- EXTRACT:
Re: [CODE4LIB] protocol for obtaining holdings not on/from OCLC

Joe Hourcle Thu, 17 Jan 2008 05:48:05 -0800

On Thu, 17 Jan 2008, Jakob Voss wrote:

Hi Joe,


You wrote:

On Wed, 16 Jan 2008, Jakob Voss wrote:

Someone just has to define was 'holding' is and what information it must
carry, so we can define a simple holding interchange format that is not
as fuzzy and overblown as most of the library most other library
standards. As a sideline we implement another part of FRBR (a mapping
from frbr:manifestation to frbr:item)


I've been fighting with the issue of what do you return in response to a
query (in the context of federated search systems ... but for scientific
data, not bibliographic) for almost 4 years now.

Although I think FRBR helps to frame the problem, the real issue is that
there are many reasons why someone might ask the question, and without
knowing what they're trying to solve, we don't know what sort of a record
we should be returning.


A holding webservice is not meant to be asked by human beeing with fuzzy
information needs in mind. Instead it is just one service to tell you
where an already identifier manifestation can be found. If you still
don't know which exact manifestation (for instance you don't mind which
edition of a book), then the holding service needs to be queried for
each possible manifestation.


I agree -- and I'm only looking at the API side of things.  In building
the Virtual Solar Observatory <http://virtualsolar.org/>, we ran into the
problem that we didn't clearly define what constituted a 'record' in
response of a query.  And the scientists still can't agree, as it affects
what type of questions can be easily answered ... more granular allows
more specific questions, but less granular makes it easy for the scientist
to filter down the result set to determine their needs.

Those people writing user interfaces to make use of the API need to know
what granularity is being returned by the API, and if necessarily,
de-duplicate to make it less granular and more in line with what the user
expects.

So, for instance, to answer the following types of questions, we need
different granularity:

       What stories do you have that I might be interested in?
               (only need 'work')
       What stories do you have that I can understand?
               (language is significant -- need 'expression')
       What stories do you have that are accessible to me?
               (may need characteristics of the packaging, need
               'manifestation')
       What stories do you have that are currently available to me?
               (need attributes of specific physical items)

Technically, we may only need those levels for answering the question, and
then return details at a higher granularity (eg, as I said 'stories', work
may be sufficient)

We start needing the other levels of detail when a person is trying to
make decisions as they drill down in granlarity.

       I've identified that I'd like to read <Work>, what media and/or
       translation is it available in?
               (need a list of expressions, or possibly manifestations)

- INSTRUCTIONS:
a) In the holdings thread, for how long has the writer been struggling with what to return in response to a query?
b) Rewrite the part of the holdings thread starting at "(only need 'work')" and ending at "specific physical items)", putting "books" in place of "stories".
c) Write the next part of the holdings thread, picking up after its final line.

[Saved entries]

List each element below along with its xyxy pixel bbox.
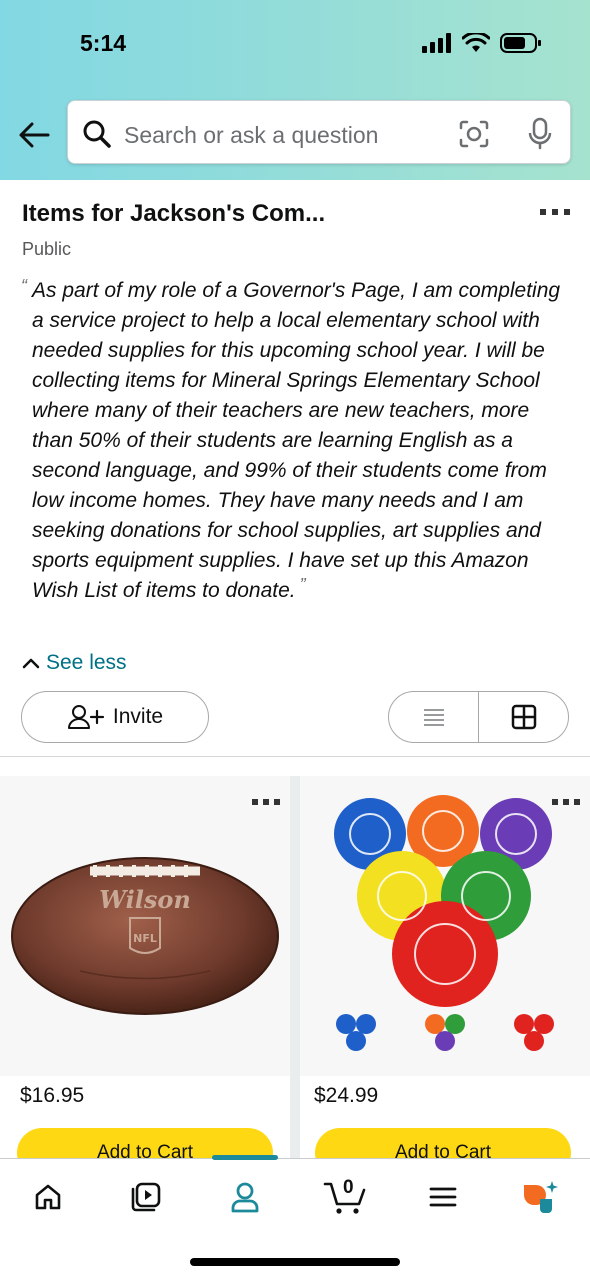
invite-button[interactable]: Invite [21,691,209,743]
more-options-icon[interactable] [252,798,280,806]
camera-search-icon[interactable] [458,119,490,149]
list-title: Items for Jackson's Com... [22,200,326,227]
microphone-icon[interactable] [528,117,552,151]
list-visibility: Public [22,239,72,259]
menu-icon [429,1187,457,1207]
list-description: As part of my role of a Governor's Page,… [32,276,562,606]
search-bar[interactable]: Search or ask a question [67,100,571,164]
back-arrow-icon[interactable] [14,115,54,155]
see-less-label: See less [46,651,127,674]
nav-menu[interactable] [421,1177,465,1217]
more-options-icon[interactable] [552,798,580,806]
nav-rufus[interactable] [518,1177,562,1217]
svg-text:NFL: NFL [133,932,157,945]
cart-count: 0 [343,1177,354,1198]
svg-text:Wilson: Wilson [99,885,191,914]
description-text: As part of my role of a Governor's Page,… [32,279,561,602]
battery-icon [500,33,541,53]
wifi-icon [462,33,490,52]
chevron-up-icon [22,658,40,669]
status-icons [422,32,542,54]
section-divider [0,756,590,757]
nav-account[interactable] [223,1177,267,1217]
list-view-icon [423,709,444,726]
search-input[interactable]: Search or ask a question [124,122,378,149]
add-person-icon [67,705,104,729]
grid-view-button[interactable] [479,692,568,742]
nav-video[interactable] [124,1177,168,1217]
home-indicator[interactable] [190,1258,400,1266]
product-card[interactable]: Wilson NFL $16.95 Add to Cart [0,776,290,1178]
product-image[interactable] [300,776,590,1076]
grid-gutter [290,776,300,1176]
signal-icon [422,33,451,53]
search-icon [83,120,111,148]
football-image: Wilson NFL [11,857,279,1015]
rufus-icon [524,1181,558,1213]
see-less-link[interactable]: See less [22,651,127,675]
list-view-button[interactable] [389,692,479,742]
invite-label: Invite [112,705,164,728]
quote-close: ” [299,575,306,595]
product-price: $24.99 [314,1084,379,1107]
account-icon [231,1182,259,1213]
product-image[interactable]: Wilson NFL [0,776,290,1076]
view-toggle [388,691,569,743]
more-options-icon[interactable] [540,207,570,217]
product-price: $16.95 [20,1084,85,1107]
home-icon [35,1184,61,1210]
header: 5:14 Search or ask a question [0,0,590,180]
status-time: 5:14 [80,30,127,56]
active-tab-indicator [212,1155,278,1160]
grid-view-icon [511,704,536,730]
quote-open: “ [21,276,27,296]
video-icon [131,1182,161,1212]
nav-home[interactable] [26,1177,70,1217]
dodgeballs-image [334,795,554,1051]
nav-cart[interactable]: 0 [321,1177,371,1217]
product-card[interactable]: $24.99 Add to Cart [300,776,590,1178]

- THE ANSWERS:
a) Almost 4 years.

b)
(only need 'work')
       What books do you have that I can understand?
               (language is significant -- need 'expression')
       What books do you have that are accessible to me?
               (may need characteristics of the packaging, need
               'manifestation')
       What books do you have that are currently available to me?
               (need attributes of specific physical items)

c)
       I've identified that I'm interested in <expression>, what are my
       options for physical packaging?
               (need a list of manifestations)
       I've identified that I'm interested in <Manifestation>, where can
       I get it from?
               (need a list of items)

I've been trying to keep the terms rather generic, so they fix the use
cases that I'm dealing with, but as an example for say, someone looking to
get a specific movie:

       Do you have the movie w/ english subtitles or dubbed over
       so I can understand it?
       Is it available on VHS, so I can actually watch it?
       Where do I have to go to get it?

In my specific case, the questions are:
       Is the data in units that are meaningful to me?
               (some are raw sensor recordings, which require calibration
               software that not everyone would have, and even once
               calibrated, the data may not be comparable to other
               instruments;  sometimes lossy compression is acceptable,
               other times, it isn't, depending on what the data is being
               used for)
       Is the data in a format that my tools can make use of?
               (must have the necessary metadata, some tools can't deal
               with 4 dimensional data and need individual data cubes,
               not all tools can read FITS / CDF / HDF / NetCDF /etc.)
       How long will it take me to get the data?
               (if it's available locally, get it locally before trying
               to get it from some other mirror in Europe or Asia)

(and, to make things more complex, I think there's a group 1 entity that's
missing in FRBR -- the concept of 'text' in the scope of the specific
words that are used but without the formatting, so I can de-duplicate at
the translation level, rather than only once pagination and other
typesetting have been applied, at the Expression level.  The best
correlation I can come up with to the problem in terms of bibliographic
records is the question 'Do you have a copy of the King James Bible?')


I don't see the problem here. The King James Bible is a frbr:expression
of the frbr:work Bible or a frbr:work of its own (I never really catched
the difference between frbr:work and frbr:expression). If you ask for
the text of the King James Bible then you ask for a frbr:item of that
work/expression with specific additional characteristics of containing
no formatting but only the text. At http://ebible.org/bible/kjv/ you can
download the King James Bible in different formats - each file is a
frbr:item of its own.


Actually, that's what I thought, too, until I was talking to people at the
last ASIS&T annual meeting, and a few were insistant that a translation
was a new work, and not just a new expression.  As you said you weren't
sure, I'm guessing there's probably more debate on that specific issue
than I realize, as I'm not directly active in the FRBR discussions.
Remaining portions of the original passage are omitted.